What is being asked:
Which lines of the material below contain the string "всякий"? Find each one and copy it in full, treating uppercase and lowercase as different.

-- begin Dataset rows --

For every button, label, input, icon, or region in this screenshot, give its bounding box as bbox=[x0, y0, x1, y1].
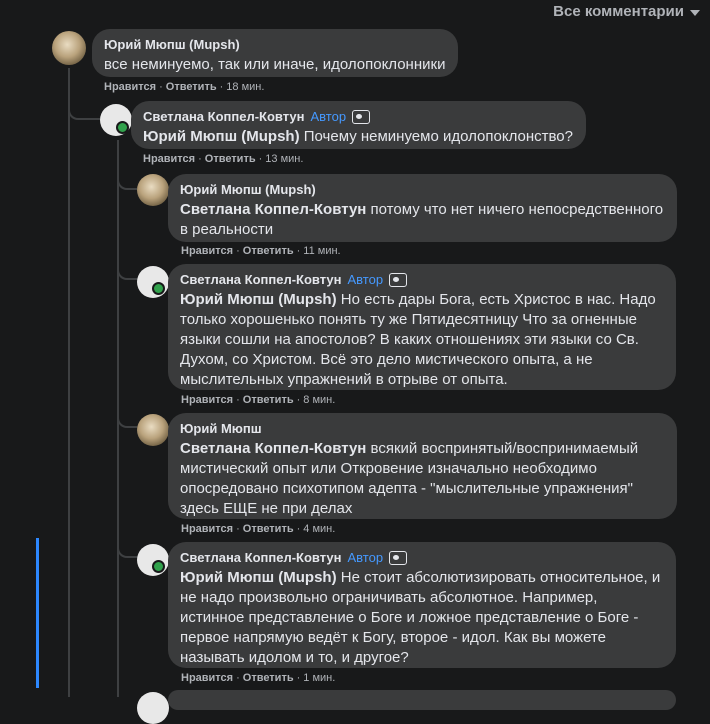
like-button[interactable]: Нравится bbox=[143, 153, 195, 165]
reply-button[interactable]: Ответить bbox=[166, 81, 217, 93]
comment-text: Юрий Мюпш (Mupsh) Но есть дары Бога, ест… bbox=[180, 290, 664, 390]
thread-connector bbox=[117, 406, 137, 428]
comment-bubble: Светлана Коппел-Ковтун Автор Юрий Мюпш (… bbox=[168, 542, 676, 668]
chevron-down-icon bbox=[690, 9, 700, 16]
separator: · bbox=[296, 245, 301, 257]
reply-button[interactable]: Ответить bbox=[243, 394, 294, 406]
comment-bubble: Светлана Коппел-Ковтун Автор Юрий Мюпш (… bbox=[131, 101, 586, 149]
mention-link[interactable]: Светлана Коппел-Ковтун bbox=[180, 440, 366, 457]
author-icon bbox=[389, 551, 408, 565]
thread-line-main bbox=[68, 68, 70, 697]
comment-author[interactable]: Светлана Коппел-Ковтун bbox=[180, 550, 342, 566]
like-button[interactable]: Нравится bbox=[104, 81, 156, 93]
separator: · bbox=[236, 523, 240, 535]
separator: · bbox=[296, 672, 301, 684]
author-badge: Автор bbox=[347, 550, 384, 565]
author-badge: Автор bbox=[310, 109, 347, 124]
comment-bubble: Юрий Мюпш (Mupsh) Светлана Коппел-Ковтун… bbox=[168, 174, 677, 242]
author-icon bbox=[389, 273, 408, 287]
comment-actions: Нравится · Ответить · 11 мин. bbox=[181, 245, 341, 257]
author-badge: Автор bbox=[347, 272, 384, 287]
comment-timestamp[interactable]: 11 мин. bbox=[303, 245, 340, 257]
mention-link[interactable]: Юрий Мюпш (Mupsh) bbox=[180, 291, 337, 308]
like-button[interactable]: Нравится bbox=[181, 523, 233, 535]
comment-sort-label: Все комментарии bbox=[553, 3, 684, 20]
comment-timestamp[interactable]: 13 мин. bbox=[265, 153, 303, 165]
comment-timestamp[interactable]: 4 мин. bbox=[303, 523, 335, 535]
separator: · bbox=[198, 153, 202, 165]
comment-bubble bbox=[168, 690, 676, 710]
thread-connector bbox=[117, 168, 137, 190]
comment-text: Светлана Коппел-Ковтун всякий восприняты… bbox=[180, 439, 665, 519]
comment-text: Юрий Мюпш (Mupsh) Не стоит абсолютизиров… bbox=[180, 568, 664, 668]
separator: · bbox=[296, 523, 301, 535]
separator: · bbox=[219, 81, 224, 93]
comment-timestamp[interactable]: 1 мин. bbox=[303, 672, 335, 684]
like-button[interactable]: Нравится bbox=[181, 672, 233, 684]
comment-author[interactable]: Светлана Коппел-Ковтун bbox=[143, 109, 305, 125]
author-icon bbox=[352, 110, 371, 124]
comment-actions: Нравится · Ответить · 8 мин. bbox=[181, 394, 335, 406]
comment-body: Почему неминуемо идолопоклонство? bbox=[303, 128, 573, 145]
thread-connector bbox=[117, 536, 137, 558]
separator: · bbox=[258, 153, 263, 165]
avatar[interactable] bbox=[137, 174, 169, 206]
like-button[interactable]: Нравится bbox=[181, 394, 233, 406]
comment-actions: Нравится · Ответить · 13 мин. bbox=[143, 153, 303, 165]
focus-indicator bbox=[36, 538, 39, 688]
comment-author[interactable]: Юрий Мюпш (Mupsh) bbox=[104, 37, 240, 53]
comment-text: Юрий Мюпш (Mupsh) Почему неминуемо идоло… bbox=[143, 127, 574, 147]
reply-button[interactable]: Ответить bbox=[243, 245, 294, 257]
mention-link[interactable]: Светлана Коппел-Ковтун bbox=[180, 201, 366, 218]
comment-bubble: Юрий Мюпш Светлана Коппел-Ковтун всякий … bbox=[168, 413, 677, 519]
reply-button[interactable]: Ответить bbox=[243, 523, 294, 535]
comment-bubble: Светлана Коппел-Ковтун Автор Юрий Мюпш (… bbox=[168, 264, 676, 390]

-- end Dataset rows --

Task answer:
comment-text: Светлана Коппел-Ковтун всякий восприняты… bbox=[180, 439, 665, 519]
comment-bubble: Юрий Мюпш Светлана Коппел-Ковтун всякий … bbox=[168, 413, 677, 519]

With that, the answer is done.